**YOUR GOAL:** Reproduce the following material exactly, including every line.

**INPUT ROWS:**
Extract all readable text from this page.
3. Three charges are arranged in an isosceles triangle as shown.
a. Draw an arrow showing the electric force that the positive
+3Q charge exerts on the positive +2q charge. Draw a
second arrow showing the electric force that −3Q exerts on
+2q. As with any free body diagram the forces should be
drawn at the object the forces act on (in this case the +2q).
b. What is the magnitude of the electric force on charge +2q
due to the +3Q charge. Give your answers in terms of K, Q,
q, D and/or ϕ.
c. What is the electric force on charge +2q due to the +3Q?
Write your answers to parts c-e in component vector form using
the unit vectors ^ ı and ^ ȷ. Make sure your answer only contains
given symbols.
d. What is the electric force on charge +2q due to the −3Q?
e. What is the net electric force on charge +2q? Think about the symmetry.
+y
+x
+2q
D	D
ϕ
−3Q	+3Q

**SOLUTION TO THE PROBLEM:**
Extract all readable text from this page.
3. Three charges are arranged in an isosceles triangle as shown.
a. Draw an arrow showing the electric force that the positive
+3Q charge exerts on the positive +2q charge. Draw a
second arrow showing the electric force that −3Q exerts on
+2q. As with any free body diagram the forces should be
drawn at the object the forces act on (in this case the +2q).
b. What is the magnitude of the electric force on charge +2q
due to the +3Q charge. Give your answers in terms of K, Q,
q, D and/or ϕ.
c. What is the electric force on charge +2q due to the +3Q?
Write your answers to parts c-e in component vector form using
the unit vectors ^ ı and ^ ȷ. Make sure your answer only contains
given symbols.
d. What is the electric force on charge +2q due to the −3Q?
e. What is the net electric force on charge +2q? Think about the symmetry.
+y
+x
+2q
D	D
ϕ
−3Q	+3Q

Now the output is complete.